:: WHAT IS EXPECTED ::
Look through the material and copy each line holding "proton".

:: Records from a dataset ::
-- START --

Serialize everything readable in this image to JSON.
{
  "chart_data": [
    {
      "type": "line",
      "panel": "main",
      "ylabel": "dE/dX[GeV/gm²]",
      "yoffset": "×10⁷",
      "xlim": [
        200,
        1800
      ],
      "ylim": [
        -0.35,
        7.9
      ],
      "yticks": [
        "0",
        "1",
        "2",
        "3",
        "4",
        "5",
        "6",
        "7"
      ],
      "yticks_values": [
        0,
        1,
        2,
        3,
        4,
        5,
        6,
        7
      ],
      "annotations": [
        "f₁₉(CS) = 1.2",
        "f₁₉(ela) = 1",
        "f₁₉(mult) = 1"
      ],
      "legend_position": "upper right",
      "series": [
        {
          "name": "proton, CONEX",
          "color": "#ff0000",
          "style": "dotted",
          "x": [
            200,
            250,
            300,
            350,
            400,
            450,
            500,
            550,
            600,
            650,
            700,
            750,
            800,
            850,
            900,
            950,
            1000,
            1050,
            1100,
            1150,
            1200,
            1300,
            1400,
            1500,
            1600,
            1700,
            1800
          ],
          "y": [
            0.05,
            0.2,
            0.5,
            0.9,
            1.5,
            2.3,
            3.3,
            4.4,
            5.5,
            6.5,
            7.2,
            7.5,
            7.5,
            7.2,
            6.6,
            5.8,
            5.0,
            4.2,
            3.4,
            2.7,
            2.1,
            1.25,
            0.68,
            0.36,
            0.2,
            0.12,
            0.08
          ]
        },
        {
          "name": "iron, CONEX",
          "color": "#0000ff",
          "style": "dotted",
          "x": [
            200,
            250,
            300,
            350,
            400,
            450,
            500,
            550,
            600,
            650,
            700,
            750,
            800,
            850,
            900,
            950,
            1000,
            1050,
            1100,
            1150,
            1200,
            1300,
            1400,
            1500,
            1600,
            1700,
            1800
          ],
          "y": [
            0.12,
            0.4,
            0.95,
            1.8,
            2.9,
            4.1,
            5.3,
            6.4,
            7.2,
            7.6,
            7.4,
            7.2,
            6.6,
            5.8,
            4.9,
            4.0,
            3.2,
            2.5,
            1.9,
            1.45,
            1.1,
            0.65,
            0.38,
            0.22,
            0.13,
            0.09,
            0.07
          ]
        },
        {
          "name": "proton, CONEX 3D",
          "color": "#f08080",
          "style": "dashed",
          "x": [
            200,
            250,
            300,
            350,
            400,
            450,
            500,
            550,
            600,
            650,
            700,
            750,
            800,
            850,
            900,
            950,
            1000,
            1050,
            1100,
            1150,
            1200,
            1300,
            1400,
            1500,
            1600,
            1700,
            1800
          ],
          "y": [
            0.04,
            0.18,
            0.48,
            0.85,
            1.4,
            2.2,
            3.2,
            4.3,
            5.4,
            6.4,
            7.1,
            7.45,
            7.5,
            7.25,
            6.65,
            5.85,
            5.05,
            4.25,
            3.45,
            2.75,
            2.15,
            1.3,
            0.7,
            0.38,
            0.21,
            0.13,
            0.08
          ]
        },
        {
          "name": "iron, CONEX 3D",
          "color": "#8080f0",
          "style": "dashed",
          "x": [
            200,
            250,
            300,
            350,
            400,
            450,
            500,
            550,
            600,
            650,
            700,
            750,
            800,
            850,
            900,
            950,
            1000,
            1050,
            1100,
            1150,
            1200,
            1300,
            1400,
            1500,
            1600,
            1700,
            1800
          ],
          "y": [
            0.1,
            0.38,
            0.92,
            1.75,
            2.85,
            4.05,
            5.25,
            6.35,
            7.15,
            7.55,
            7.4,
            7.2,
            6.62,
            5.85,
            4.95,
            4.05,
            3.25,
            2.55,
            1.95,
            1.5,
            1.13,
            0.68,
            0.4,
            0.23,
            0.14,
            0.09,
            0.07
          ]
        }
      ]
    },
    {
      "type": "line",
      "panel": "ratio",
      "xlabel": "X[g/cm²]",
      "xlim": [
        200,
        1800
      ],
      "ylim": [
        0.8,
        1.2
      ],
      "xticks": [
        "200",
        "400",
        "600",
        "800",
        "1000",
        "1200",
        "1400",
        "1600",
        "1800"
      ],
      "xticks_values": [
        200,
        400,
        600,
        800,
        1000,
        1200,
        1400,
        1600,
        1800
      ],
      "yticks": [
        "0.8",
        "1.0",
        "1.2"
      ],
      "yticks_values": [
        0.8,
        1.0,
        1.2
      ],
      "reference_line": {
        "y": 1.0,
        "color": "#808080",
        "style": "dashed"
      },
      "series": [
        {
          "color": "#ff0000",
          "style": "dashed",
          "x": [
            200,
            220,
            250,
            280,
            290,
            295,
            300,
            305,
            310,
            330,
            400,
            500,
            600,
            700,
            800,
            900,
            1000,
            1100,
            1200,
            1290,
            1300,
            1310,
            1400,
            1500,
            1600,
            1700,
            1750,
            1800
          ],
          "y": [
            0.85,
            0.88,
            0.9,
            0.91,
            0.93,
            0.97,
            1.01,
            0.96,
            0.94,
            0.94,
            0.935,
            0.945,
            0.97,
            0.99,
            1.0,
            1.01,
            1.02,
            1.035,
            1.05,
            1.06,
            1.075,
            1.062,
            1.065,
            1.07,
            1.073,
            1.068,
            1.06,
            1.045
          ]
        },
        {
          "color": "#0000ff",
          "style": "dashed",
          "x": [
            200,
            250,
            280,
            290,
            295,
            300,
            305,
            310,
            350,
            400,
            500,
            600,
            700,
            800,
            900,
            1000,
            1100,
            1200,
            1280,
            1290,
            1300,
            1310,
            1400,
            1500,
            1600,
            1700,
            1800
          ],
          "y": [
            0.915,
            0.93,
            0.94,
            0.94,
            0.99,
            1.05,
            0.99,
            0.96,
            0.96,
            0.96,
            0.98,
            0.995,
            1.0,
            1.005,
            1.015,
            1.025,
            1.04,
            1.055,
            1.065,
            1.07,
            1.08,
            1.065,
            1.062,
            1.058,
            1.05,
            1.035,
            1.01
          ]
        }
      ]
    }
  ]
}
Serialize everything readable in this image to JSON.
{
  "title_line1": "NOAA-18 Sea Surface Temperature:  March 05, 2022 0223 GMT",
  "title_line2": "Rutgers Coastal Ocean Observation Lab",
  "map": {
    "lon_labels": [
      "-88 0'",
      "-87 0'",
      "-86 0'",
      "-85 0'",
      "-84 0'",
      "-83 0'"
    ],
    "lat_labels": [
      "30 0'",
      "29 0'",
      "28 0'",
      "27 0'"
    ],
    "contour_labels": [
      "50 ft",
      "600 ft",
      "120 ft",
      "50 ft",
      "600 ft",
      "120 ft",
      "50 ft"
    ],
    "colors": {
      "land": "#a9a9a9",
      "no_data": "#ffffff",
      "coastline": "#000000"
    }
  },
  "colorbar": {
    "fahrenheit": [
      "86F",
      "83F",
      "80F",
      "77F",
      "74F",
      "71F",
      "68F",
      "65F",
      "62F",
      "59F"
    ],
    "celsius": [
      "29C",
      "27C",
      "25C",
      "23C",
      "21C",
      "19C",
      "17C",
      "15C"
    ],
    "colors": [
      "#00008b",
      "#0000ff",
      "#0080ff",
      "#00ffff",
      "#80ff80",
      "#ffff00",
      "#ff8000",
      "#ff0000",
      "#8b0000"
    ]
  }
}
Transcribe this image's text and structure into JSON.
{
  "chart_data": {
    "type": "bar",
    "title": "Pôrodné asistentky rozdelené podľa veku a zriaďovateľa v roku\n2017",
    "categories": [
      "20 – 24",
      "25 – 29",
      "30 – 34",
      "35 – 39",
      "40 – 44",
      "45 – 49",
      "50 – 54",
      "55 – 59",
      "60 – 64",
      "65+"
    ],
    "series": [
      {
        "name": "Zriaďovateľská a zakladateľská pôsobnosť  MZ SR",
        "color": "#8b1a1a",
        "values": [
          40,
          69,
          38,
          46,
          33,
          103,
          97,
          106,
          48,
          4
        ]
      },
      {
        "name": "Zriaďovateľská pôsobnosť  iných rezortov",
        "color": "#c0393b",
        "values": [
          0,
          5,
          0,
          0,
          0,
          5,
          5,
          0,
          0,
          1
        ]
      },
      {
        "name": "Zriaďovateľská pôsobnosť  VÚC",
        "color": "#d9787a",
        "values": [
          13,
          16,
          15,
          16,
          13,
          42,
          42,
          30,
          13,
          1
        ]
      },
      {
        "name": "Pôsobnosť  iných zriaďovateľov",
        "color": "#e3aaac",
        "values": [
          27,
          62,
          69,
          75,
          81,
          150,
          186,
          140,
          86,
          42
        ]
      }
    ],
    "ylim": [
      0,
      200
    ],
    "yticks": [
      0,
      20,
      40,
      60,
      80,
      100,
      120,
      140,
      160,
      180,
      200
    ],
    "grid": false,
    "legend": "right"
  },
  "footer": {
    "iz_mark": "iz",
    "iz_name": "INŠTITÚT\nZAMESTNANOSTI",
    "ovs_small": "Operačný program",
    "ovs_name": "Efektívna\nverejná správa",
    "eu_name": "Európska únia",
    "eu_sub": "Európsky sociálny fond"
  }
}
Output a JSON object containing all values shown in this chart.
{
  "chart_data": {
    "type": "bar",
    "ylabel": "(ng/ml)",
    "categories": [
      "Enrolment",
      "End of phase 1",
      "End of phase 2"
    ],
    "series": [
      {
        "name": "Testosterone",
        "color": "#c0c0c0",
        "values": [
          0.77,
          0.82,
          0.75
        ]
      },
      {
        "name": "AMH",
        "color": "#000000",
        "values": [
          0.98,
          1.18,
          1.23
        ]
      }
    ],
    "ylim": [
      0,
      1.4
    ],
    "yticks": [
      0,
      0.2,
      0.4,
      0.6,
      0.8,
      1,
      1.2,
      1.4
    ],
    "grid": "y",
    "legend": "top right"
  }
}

-- END --

:: EXPECTED ANSWER ::
          "name": "proton, CONEX",
          "name": "proton, CONEX 3D",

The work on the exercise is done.